AVAILABLE DATA »
%%
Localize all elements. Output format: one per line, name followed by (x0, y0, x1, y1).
%%
%%
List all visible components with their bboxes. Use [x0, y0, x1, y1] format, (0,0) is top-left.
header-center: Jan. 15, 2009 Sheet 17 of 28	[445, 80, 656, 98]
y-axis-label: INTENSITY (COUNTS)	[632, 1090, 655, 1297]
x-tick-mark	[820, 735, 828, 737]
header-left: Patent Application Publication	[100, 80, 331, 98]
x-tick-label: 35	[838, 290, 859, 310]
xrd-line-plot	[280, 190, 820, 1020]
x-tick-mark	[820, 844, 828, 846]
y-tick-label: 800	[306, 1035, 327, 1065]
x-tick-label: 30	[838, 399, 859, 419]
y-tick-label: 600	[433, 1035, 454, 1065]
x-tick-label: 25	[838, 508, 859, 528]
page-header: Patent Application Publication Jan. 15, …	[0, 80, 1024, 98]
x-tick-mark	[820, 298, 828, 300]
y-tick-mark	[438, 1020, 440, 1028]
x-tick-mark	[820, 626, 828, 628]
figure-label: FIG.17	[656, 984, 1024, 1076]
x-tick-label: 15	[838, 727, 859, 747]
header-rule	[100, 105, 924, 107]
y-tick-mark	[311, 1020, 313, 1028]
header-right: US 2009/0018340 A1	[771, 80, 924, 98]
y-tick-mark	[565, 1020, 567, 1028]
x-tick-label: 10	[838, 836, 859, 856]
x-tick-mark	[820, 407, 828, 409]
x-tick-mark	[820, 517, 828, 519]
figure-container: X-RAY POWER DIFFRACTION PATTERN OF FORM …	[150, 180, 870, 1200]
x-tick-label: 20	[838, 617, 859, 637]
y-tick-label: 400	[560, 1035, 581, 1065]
%%
%%
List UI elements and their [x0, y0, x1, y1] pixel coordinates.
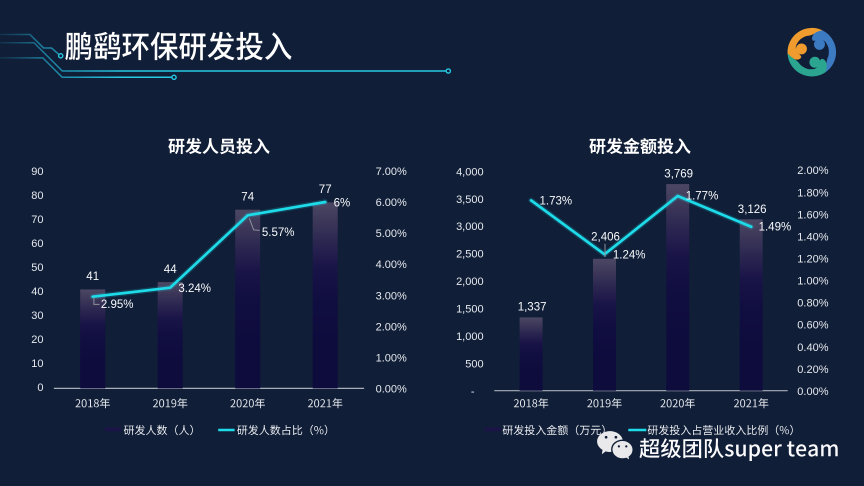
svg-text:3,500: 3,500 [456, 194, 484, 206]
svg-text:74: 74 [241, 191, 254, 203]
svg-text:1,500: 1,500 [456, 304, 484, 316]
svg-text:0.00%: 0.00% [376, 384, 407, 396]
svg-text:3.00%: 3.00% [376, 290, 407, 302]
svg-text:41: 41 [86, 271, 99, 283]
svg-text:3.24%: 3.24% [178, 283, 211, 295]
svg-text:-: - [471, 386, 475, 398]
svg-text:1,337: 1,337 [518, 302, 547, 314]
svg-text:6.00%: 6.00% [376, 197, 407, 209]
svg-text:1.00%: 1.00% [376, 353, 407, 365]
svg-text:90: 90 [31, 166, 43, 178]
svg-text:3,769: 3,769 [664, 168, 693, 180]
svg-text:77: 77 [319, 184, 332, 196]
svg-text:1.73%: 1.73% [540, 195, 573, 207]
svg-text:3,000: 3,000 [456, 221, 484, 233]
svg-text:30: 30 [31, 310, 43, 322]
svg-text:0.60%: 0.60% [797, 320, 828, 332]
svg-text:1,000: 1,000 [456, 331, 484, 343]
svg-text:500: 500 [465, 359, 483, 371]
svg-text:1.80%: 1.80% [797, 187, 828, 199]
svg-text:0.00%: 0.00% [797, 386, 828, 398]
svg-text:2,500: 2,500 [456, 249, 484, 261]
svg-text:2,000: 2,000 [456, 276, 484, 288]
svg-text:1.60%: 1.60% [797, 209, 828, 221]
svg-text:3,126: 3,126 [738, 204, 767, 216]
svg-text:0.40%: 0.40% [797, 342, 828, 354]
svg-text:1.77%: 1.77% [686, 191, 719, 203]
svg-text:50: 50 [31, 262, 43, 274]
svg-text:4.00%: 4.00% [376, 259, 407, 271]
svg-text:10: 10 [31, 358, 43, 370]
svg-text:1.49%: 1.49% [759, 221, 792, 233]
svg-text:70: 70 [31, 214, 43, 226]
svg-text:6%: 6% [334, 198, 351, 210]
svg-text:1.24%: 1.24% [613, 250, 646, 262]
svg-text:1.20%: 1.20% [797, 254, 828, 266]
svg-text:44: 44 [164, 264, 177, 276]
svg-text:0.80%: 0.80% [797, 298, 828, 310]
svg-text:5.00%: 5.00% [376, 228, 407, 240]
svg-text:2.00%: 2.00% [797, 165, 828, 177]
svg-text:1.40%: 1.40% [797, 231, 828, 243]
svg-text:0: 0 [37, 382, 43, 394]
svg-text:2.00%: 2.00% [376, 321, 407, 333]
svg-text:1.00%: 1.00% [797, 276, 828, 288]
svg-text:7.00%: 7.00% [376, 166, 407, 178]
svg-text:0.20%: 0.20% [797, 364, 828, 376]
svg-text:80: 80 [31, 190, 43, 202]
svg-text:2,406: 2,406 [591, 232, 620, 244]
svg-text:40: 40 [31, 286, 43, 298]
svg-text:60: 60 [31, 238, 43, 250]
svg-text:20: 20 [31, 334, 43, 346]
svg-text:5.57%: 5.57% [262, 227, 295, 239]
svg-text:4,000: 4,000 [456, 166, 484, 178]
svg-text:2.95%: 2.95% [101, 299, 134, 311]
%%
EXERCISE AIM » Echo the listing from the line with "List all visible" to the line with "190, 820, 1020]".

EXPECTED ANSWER »
List all visible components with their bboxes. Use [x0, y0, x1, y1] format, (0,0) is top-left.
header-center: Jan. 15, 2009 Sheet 17 of 28	[445, 80, 656, 98]
y-axis-label: INTENSITY (COUNTS)	[632, 1090, 655, 1297]
x-tick-mark	[820, 735, 828, 737]
header-left: Patent Application Publication	[100, 80, 331, 98]
x-tick-label: 35	[838, 290, 859, 310]
xrd-line-plot	[280, 190, 820, 1020]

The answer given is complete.